[Some records]
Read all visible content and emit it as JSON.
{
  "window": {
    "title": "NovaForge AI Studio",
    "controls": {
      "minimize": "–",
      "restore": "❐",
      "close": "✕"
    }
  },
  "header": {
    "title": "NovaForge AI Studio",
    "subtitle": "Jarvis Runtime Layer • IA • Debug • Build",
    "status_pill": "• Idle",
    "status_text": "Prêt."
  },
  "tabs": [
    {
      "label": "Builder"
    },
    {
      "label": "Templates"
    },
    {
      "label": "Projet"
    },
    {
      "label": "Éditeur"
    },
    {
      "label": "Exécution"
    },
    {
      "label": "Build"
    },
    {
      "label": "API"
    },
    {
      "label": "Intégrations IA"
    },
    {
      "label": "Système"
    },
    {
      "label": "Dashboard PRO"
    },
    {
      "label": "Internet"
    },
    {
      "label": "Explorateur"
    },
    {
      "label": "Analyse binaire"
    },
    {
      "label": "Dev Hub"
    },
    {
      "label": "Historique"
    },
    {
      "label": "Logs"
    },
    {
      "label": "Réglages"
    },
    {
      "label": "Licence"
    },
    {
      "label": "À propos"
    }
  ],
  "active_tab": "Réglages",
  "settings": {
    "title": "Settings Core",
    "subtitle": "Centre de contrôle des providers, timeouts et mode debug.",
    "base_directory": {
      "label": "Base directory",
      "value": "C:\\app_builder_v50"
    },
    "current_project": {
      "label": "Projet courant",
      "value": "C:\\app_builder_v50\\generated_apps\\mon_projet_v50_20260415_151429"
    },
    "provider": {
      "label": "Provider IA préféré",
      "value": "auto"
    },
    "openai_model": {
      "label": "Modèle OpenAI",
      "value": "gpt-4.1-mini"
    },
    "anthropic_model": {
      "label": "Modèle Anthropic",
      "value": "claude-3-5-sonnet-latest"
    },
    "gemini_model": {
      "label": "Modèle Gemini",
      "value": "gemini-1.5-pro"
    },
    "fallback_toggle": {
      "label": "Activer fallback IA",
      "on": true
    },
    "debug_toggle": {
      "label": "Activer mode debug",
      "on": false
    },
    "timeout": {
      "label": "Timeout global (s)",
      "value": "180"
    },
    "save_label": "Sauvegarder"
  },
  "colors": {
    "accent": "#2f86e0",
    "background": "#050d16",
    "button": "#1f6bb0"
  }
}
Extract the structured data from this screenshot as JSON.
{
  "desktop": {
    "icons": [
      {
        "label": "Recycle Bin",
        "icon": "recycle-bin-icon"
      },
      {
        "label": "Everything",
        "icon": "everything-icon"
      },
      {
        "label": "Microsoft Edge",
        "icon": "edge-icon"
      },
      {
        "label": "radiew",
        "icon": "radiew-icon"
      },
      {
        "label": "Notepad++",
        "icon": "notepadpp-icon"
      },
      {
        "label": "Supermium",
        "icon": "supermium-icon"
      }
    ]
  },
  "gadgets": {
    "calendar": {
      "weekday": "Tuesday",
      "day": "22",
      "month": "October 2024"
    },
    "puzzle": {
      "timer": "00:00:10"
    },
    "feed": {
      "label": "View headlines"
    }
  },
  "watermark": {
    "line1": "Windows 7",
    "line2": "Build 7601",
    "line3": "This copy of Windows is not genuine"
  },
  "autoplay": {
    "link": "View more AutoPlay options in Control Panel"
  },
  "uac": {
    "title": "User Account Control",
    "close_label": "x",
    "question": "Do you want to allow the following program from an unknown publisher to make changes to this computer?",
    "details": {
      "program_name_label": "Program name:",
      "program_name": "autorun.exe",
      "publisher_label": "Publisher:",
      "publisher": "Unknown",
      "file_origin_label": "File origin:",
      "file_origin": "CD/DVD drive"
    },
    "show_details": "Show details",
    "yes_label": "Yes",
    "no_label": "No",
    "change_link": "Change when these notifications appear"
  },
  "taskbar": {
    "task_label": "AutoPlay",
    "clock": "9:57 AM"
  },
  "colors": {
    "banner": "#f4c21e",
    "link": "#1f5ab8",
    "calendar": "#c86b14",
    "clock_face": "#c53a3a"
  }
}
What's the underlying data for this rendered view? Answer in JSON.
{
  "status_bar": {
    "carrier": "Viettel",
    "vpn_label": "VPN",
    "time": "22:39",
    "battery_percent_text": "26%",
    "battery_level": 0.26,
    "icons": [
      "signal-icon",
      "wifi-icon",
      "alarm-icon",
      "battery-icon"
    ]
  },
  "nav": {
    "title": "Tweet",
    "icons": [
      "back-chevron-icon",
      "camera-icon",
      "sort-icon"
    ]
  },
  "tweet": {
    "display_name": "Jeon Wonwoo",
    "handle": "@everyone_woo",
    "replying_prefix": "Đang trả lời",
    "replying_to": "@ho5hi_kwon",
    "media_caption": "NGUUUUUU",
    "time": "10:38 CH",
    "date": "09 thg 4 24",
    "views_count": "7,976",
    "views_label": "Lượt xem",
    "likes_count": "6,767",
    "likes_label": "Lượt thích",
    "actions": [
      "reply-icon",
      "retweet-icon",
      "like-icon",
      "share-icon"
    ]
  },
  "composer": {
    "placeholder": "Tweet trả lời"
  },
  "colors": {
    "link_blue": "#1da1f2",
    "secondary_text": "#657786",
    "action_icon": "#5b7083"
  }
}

WHAT IS NEEDED:
Copy the material above back out, exactly as written.

COMPLETED TASK:
Read all visible content and emit it as JSON.
{
  "window": {
    "title": "NovaForge AI Studio",
    "controls": {
      "minimize": "–",
      "restore": "❐",
      "close": "✕"
    }
  },
  "header": {
    "title": "NovaForge AI Studio",
    "subtitle": "Jarvis Runtime Layer • IA • Debug • Build",
    "status_pill": "• Idle",
    "status_text": "Prêt."
  },
  "tabs": [
    {
      "label": "Builder"
    },
    {
      "label": "Templates"
    },
    {
      "label": "Projet"
    },
    {
      "label": "Éditeur"
    },
    {
      "label": "Exécution"
    },
    {
      "label": "Build"
    },
    {
      "label": "API"
    },
    {
      "label": "Intégrations IA"
    },
    {
      "label": "Système"
    },
    {
      "label": "Dashboard PRO"
    },
    {
      "label": "Internet"
    },
    {
      "label": "Explorateur"
    },
    {
      "label": "Analyse binaire"
    },
    {
      "label": "Dev Hub"
    },
    {
      "label": "Historique"
    },
    {
      "label": "Logs"
    },
    {
      "label": "Réglages"
    },
    {
      "label": "Licence"
    },
    {
      "label": "À propos"
    }
  ],
  "active_tab": "Réglages",
  "settings": {
    "title": "Settings Core",
    "subtitle": "Centre de contrôle des providers, timeouts et mode debug.",
    "base_directory": {
      "label": "Base directory",
      "value": "C:\\app_builder_v50"
    },
    "current_project": {
      "label": "Projet courant",
      "value": "C:\\app_builder_v50\\generated_apps\\mon_projet_v50_20260415_151429"
    },
    "provider": {
      "label": "Provider IA préféré",
      "value": "auto"
    },
    "openai_model": {
      "label": "Modèle OpenAI",
      "value": "gpt-4.1-mini"
    },
    "anthropic_model": {
      "label": "Modèle Anthropic",
      "value": "claude-3-5-sonnet-latest"
    },
    "gemini_model": {
      "label": "Modèle Gemini",
      "value": "gemini-1.5-pro"
    },
    "fallback_toggle": {
      "label": "Activer fallback IA",
      "on": true
    },
    "debug_toggle": {
      "label": "Activer mode debug",
      "on": false
    },
    "timeout": {
      "label": "Timeout global (s)",
      "value": "180"
    },
    "save_label": "Sauvegarder"
  },
  "colors": {
    "accent": "#2f86e0",
    "background": "#050d16",
    "button": "#1f6bb0"
  }
}
Extract the structured data from this screenshot as JSON.
{
  "desktop": {
    "icons": [
      {
        "label": "Recycle Bin",
        "icon": "recycle-bin-icon"
      },
      {
        "label": "Everything",
        "icon": "everything-icon"
      },
      {
        "label": "Microsoft Edge",
        "icon": "edge-icon"
      },
      {
        "label": "radiew",
        "icon": "radiew-icon"
      },
      {
        "label": "Notepad++",
        "icon": "notepadpp-icon"
      },
      {
        "label": "Supermium",
        "icon": "supermium-icon"
      }
    ]
  },
  "gadgets": {
    "calendar": {
      "weekday": "Tuesday",
      "day": "22",
      "month": "October 2024"
    },
    "puzzle": {
      "timer": "00:00:10"
    },
    "feed": {
      "label": "View headlines"
    }
  },
  "watermark": {
    "line1": "Windows 7",
    "line2": "Build 7601",
    "line3": "This copy of Windows is not genuine"
  },
  "autoplay": {
    "link": "View more AutoPlay options in Control Panel"
  },
  "uac": {
    "title": "User Account Control",
    "close_label": "x",
    "question": "Do you want to allow the following program from an unknown publisher to make changes to this computer?",
    "details": {
      "program_name_label": "Program name:",
      "program_name": "autorun.exe",
      "publisher_label": "Publisher:",
      "publisher": "Unknown",
      "file_origin_label": "File origin:",
      "file_origin": "CD/DVD drive"
    },
    "show_details": "Show details",
    "yes_label": "Yes",
    "no_label": "No",
    "change_link": "Change when these notifications appear"
  },
  "taskbar": {
    "task_label": "AutoPlay",
    "clock": "9:57 AM"
  },
  "colors": {
    "banner": "#f4c21e",
    "link": "#1f5ab8",
    "calendar": "#c86b14",
    "clock_face": "#c53a3a"
  }
}
What's the underlying data for this rendered view? Answer in JSON.
{
  "status_bar": {
    "carrier": "Viettel",
    "vpn_label": "VPN",
    "time": "22:39",
    "battery_percent_text": "26%",
    "battery_level": 0.26,
    "icons": [
      "signal-icon",
      "wifi-icon",
      "alarm-icon",
      "battery-icon"
    ]
  },
  "nav": {
    "title": "Tweet",
    "icons": [
      "back-chevron-icon",
      "camera-icon",
      "sort-icon"
    ]
  },
  "tweet": {
    "display_name": "Jeon Wonwoo",
    "handle": "@everyone_woo",
    "replying_prefix": "Đang trả lời",
    "replying_to": "@ho5hi_kwon",
    "media_caption": "NGUUUUUU",
    "time": "10:38 CH",
    "date": "09 thg 4 24",
    "views_count": "7,976",
    "views_label": "Lượt xem",
    "likes_count": "6,767",
    "likes_label": "Lượt thích",
    "actions": [
      "reply-icon",
      "retweet-icon",
      "like-icon",
      "share-icon"
    ]
  },
  "composer": {
    "placeholder": "Tweet trả lời"
  },
  "colors": {
    "link_blue": "#1da1f2",
    "secondary_text": "#657786",
    "action_icon": "#5b7083"
  }
}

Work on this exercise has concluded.